▶ YOUR OBJECTIVE: Examine the entries and show every line in which the word "primary" is found.

== DATA PROVIDED ==

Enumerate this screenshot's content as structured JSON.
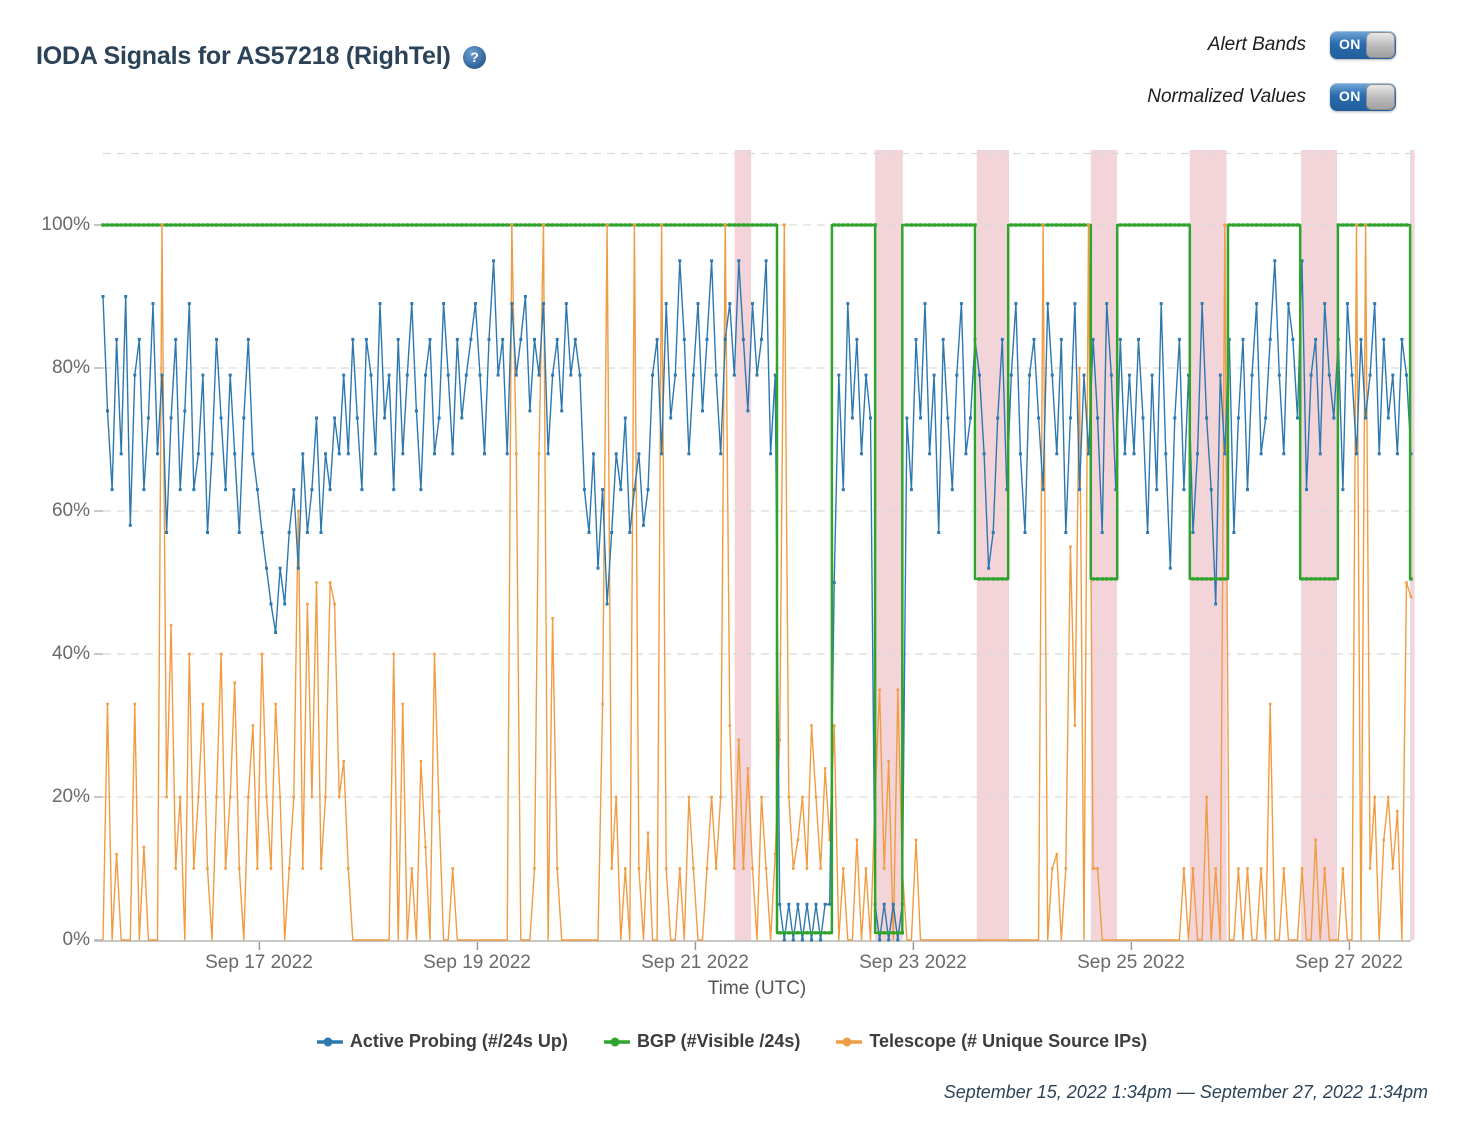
{
  "header": {
    "title": "IODA Signals for AS57218 (RighTel)",
    "help": "?"
  },
  "controls": [
    {
      "label": "Alert Bands",
      "state": "ON"
    },
    {
      "label": "Normalized Values",
      "state": "ON"
    }
  ],
  "footer": {
    "time_range": "September 15, 2022 1:34pm — September 27, 2022 1:34pm"
  },
  "chart_data": {
    "type": "line",
    "title": "IODA Signals for AS57218 (RighTel)",
    "xlabel": "Time (UTC)",
    "x_hours_total": 288,
    "ylim": [
      0,
      110
    ],
    "grid": "dashed",
    "legend_position": "bottom",
    "yticks": [
      {
        "value": 0,
        "label": "0%"
      },
      {
        "value": 20,
        "label": "20%"
      },
      {
        "value": 40,
        "label": "40%"
      },
      {
        "value": 60,
        "label": "60%"
      },
      {
        "value": 80,
        "label": "80%"
      },
      {
        "value": 100,
        "label": "100%"
      }
    ],
    "xticks": [
      {
        "hour": 34.43,
        "label": "Sep 17 2022"
      },
      {
        "hour": 82.43,
        "label": "Sep 19 2022"
      },
      {
        "hour": 130.43,
        "label": "Sep 21 2022"
      },
      {
        "hour": 178.43,
        "label": "Sep 23 2022"
      },
      {
        "hour": 226.43,
        "label": "Sep 25 2022"
      },
      {
        "hour": 274.43,
        "label": "Sep 27 2022"
      }
    ],
    "alert_bands": {
      "color": "#f3d4d9",
      "ranges_hours": [
        [
          139.1,
          142.7
        ],
        [
          170.0,
          176.1
        ],
        [
          192.4,
          199.5
        ],
        [
          217.5,
          223.3
        ],
        [
          239.3,
          247.4
        ],
        [
          263.8,
          271.7
        ],
        [
          287.8,
          288.8
        ]
      ]
    },
    "series": [
      {
        "name": "Active Probing (#/24s Up)",
        "color": "#2e78b0",
        "type": "line",
        "step_hours": 1,
        "start_hour": 0,
        "values": [
          90,
          74,
          63,
          84,
          68,
          90,
          58,
          79,
          84,
          63,
          73,
          89,
          68,
          79,
          57,
          73,
          84,
          63,
          74,
          89,
          63,
          68,
          79,
          57,
          68,
          84,
          73,
          63,
          79,
          68,
          57,
          73,
          84,
          68,
          63,
          57,
          52,
          47,
          43,
          52,
          47,
          57,
          63,
          52,
          68,
          57,
          63,
          73,
          57,
          68,
          63,
          73,
          68,
          79,
          68,
          84,
          73,
          63,
          84,
          79,
          68,
          89,
          73,
          79,
          63,
          84,
          68,
          79,
          89,
          74,
          63,
          79,
          84,
          68,
          73,
          89,
          79,
          68,
          84,
          73,
          79,
          84,
          89,
          79,
          68,
          84,
          95,
          79,
          84,
          68,
          89,
          79,
          84,
          90,
          74,
          84,
          79,
          89,
          68,
          79,
          84,
          74,
          89,
          79,
          84,
          79,
          63,
          57,
          68,
          52,
          63,
          47,
          57,
          68,
          63,
          73,
          57,
          63,
          68,
          58,
          63,
          79,
          84,
          68,
          89,
          73,
          79,
          95,
          84,
          68,
          79,
          89,
          74,
          84,
          95,
          79,
          68,
          84,
          89,
          79,
          95,
          84,
          74,
          89,
          79,
          84,
          95,
          68,
          79,
          5,
          0,
          5,
          0,
          5,
          0,
          5,
          0,
          5,
          0,
          5,
          5,
          50,
          79,
          63,
          89,
          73,
          84,
          68,
          79,
          73,
          5,
          0,
          5,
          0,
          5,
          0,
          5,
          73,
          63,
          84,
          73,
          89,
          68,
          79,
          57,
          84,
          73,
          63,
          79,
          89,
          68,
          73,
          84,
          79,
          68,
          52,
          57,
          73,
          84,
          63,
          79,
          89,
          68,
          57,
          79,
          84,
          73,
          63,
          89,
          79,
          68,
          84,
          57,
          73,
          89,
          63,
          79,
          68,
          84,
          73,
          57,
          89,
          79,
          63,
          84,
          68,
          79,
          68,
          84,
          73,
          57,
          79,
          63,
          89,
          68,
          52,
          73,
          84,
          63,
          79,
          57,
          68,
          89,
          73,
          63,
          47,
          79,
          68,
          84,
          57,
          73,
          84,
          63,
          79,
          89,
          68,
          73,
          84,
          95,
          79,
          68,
          89,
          84,
          73,
          95,
          63,
          79,
          84,
          68,
          89,
          79,
          73,
          84,
          63,
          89,
          79,
          68,
          84,
          73,
          79,
          89,
          68,
          84,
          73,
          79,
          68,
          84,
          79,
          68
        ]
      },
      {
        "name": "BGP (#Visible /24s)",
        "color": "#2fa32c",
        "type": "step",
        "segments_hours": [
          [
            0,
            148.4,
            100
          ],
          [
            148.4,
            160.5,
            1
          ],
          [
            160.5,
            170,
            100
          ],
          [
            170,
            176,
            1
          ],
          [
            176,
            192,
            100
          ],
          [
            192,
            199.3,
            50.5
          ],
          [
            199.3,
            217.5,
            100
          ],
          [
            217.5,
            223.3,
            50.5
          ],
          [
            223.3,
            239.3,
            100
          ],
          [
            239.3,
            247.7,
            50.5
          ],
          [
            247.7,
            263.6,
            100
          ],
          [
            263.6,
            271.9,
            50.5
          ],
          [
            271.9,
            287.8,
            100
          ],
          [
            287.8,
            288,
            50.5
          ]
        ]
      },
      {
        "name": "Telescope (# Unique Source IPs)",
        "color": "#f09c42",
        "type": "line",
        "step_hours": 1,
        "start_hour": 0,
        "values": [
          0,
          33,
          0,
          12,
          0,
          0,
          0,
          33,
          0,
          13,
          0,
          0,
          0,
          100,
          20,
          44,
          10,
          20,
          0,
          40,
          10,
          20,
          33,
          10,
          0,
          20,
          40,
          10,
          20,
          36,
          10,
          0,
          20,
          30,
          10,
          40,
          20,
          10,
          33,
          20,
          0,
          10,
          20,
          60,
          10,
          47,
          20,
          50,
          10,
          20,
          50,
          47,
          20,
          25,
          10,
          0,
          0,
          0,
          0,
          0,
          0,
          0,
          0,
          0,
          40,
          0,
          33,
          0,
          10,
          0,
          25,
          13,
          0,
          40,
          18,
          0,
          0,
          10,
          0,
          0,
          0,
          0,
          0,
          0,
          0,
          0,
          0,
          0,
          0,
          0,
          100,
          68,
          0,
          0,
          0,
          10,
          68,
          100,
          0,
          45,
          10,
          0,
          0,
          0,
          0,
          0,
          0,
          0,
          0,
          0,
          33,
          100,
          10,
          20,
          0,
          10,
          0,
          100,
          10,
          0,
          15,
          0,
          0,
          100,
          10,
          0,
          0,
          10,
          0,
          20,
          10,
          0,
          0,
          10,
          20,
          10,
          20,
          100,
          30,
          10,
          28,
          10,
          24,
          10,
          0,
          20,
          10,
          0,
          12,
          28,
          100,
          20,
          10,
          14,
          20,
          10,
          30,
          20,
          10,
          24,
          14,
          30,
          0,
          10,
          0,
          0,
          14,
          0,
          10,
          0,
          20,
          35,
          10,
          25,
          0,
          35,
          10,
          0,
          0,
          14,
          0,
          0,
          0,
          0,
          0,
          0,
          0,
          0,
          0,
          0,
          0,
          0,
          0,
          0,
          0,
          0,
          0,
          0,
          0,
          0,
          0,
          0,
          0,
          0,
          0,
          0,
          0,
          100,
          0,
          10,
          12,
          0,
          10,
          55,
          30,
          80,
          0,
          100,
          10,
          10,
          0,
          0,
          0,
          0,
          0,
          0,
          0,
          0,
          0,
          0,
          0,
          0,
          0,
          0,
          0,
          0,
          0,
          0,
          10,
          0,
          10,
          0,
          0,
          20,
          0,
          10,
          0,
          100,
          0,
          0,
          10,
          0,
          10,
          0,
          0,
          10,
          0,
          33,
          0,
          0,
          10,
          0,
          0,
          0,
          10,
          0,
          0,
          14,
          0,
          10,
          0,
          0,
          0,
          10,
          0,
          0,
          100,
          0,
          100,
          10,
          20,
          0,
          14,
          20,
          10,
          18,
          0,
          50,
          48
        ]
      }
    ]
  }
}
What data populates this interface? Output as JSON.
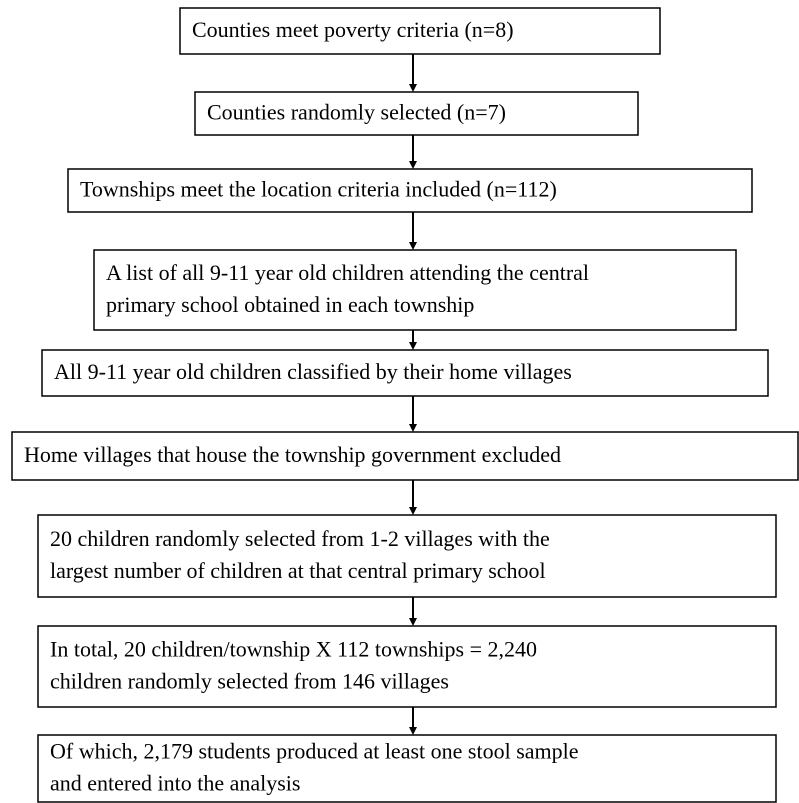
{
  "nodes": [
    {
      "lines": [
        "Counties meet poverty criteria (n=8)"
      ]
    },
    {
      "lines": [
        "Counties randomly selected (n=7)"
      ]
    },
    {
      "lines": [
        "Townships meet the location criteria included (n=112)"
      ]
    },
    {
      "lines": [
        "A list of all 9-11 year old children attending the central",
        "primary school obtained in each township"
      ]
    },
    {
      "lines": [
        "All 9-11 year old children classified by their home villages"
      ]
    },
    {
      "lines": [
        "Home villages that house the township government excluded"
      ]
    },
    {
      "lines": [
        "20 children randomly selected from 1-2 villages with the",
        "largest number of children at that central primary school"
      ]
    },
    {
      "lines": [
        "In total, 20 children/township X 112 townships = 2,240",
        "children randomly selected from 146 villages"
      ]
    },
    {
      "lines": [
        "Of which, 2,179 students produced at least one stool sample",
        "and entered into the analysis"
      ]
    }
  ]
}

===

▶ TASK RESULT:
        "primary school obtained in each township"
        "largest number of children at that central primary school"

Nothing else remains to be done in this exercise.